== Stated problem ==
Return the material exactly as supplied, apart from the pictures, which are omitted.

□ □ □ □

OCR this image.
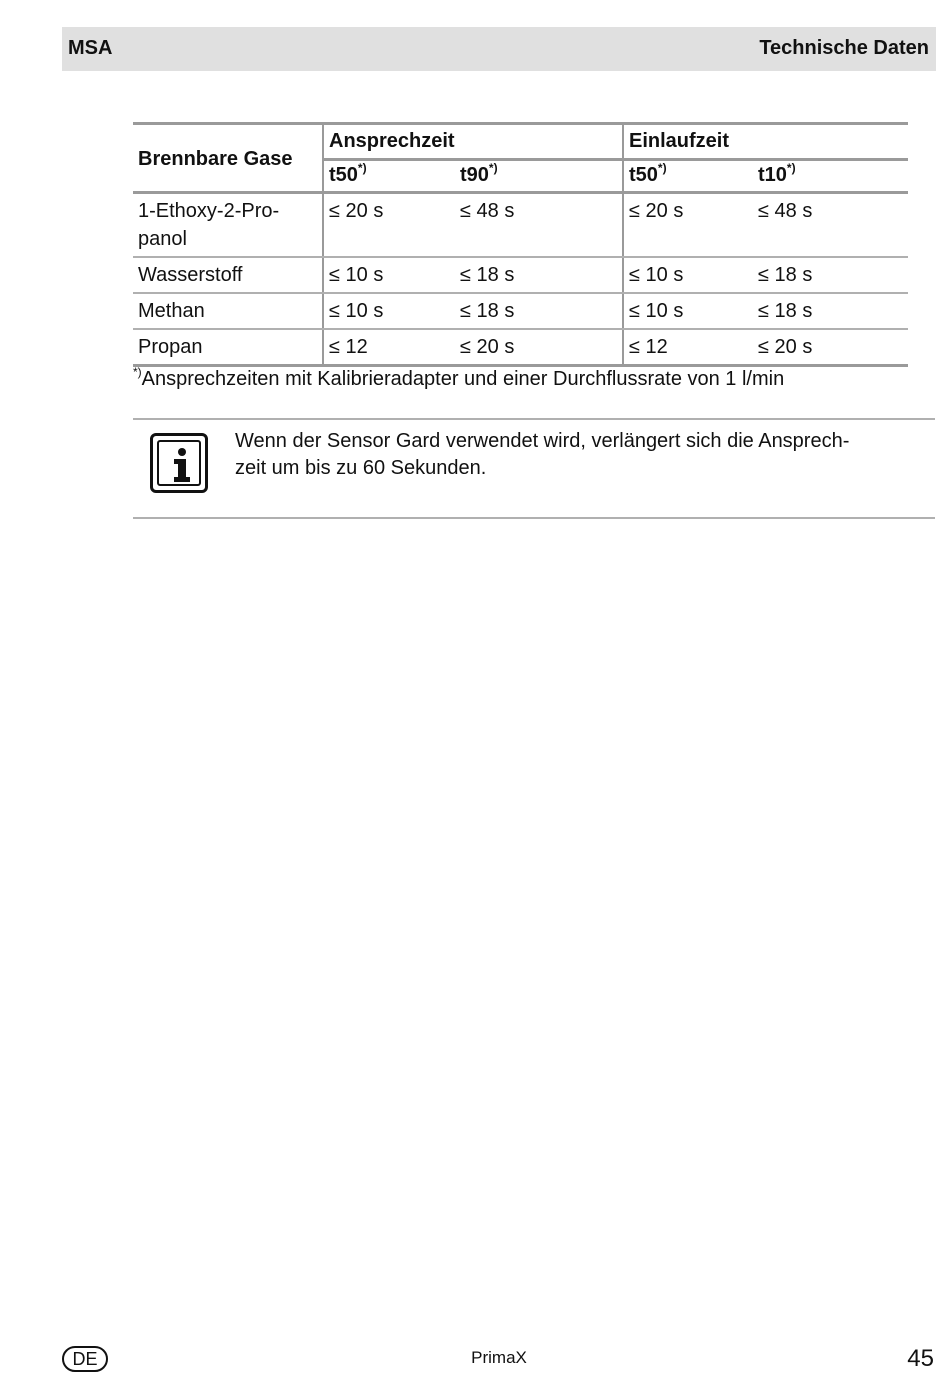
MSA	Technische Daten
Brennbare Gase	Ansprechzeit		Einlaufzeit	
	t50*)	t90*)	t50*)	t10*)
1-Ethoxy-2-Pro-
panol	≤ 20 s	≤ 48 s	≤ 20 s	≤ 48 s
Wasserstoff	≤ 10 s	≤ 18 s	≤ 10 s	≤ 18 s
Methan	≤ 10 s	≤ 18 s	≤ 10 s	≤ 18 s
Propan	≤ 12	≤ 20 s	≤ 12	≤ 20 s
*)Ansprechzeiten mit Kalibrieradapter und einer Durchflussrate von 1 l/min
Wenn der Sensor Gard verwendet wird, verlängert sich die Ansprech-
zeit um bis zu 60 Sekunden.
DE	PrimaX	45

□ □ □ □

== Solution to this task ==
OCR this image.
MSA	Technische Daten
Brennbare Gase	Ansprechzeit		Einlaufzeit	
	t50*)	t90*)	t50*)	t10*)
1-Ethoxy-2-Pro-
panol	≤ 20 s	≤ 48 s	≤ 20 s	≤ 48 s
Wasserstoff	≤ 10 s	≤ 18 s	≤ 10 s	≤ 18 s
Methan	≤ 10 s	≤ 18 s	≤ 10 s	≤ 18 s
Propan	≤ 12	≤ 20 s	≤ 12	≤ 20 s
*)Ansprechzeiten mit Kalibrieradapter und einer Durchflussrate von 1 l/min
Wenn der Sensor Gard verwendet wird, verlängert sich die Ansprech-
zeit um bis zu 60 Sekunden.
DE	PrimaX	45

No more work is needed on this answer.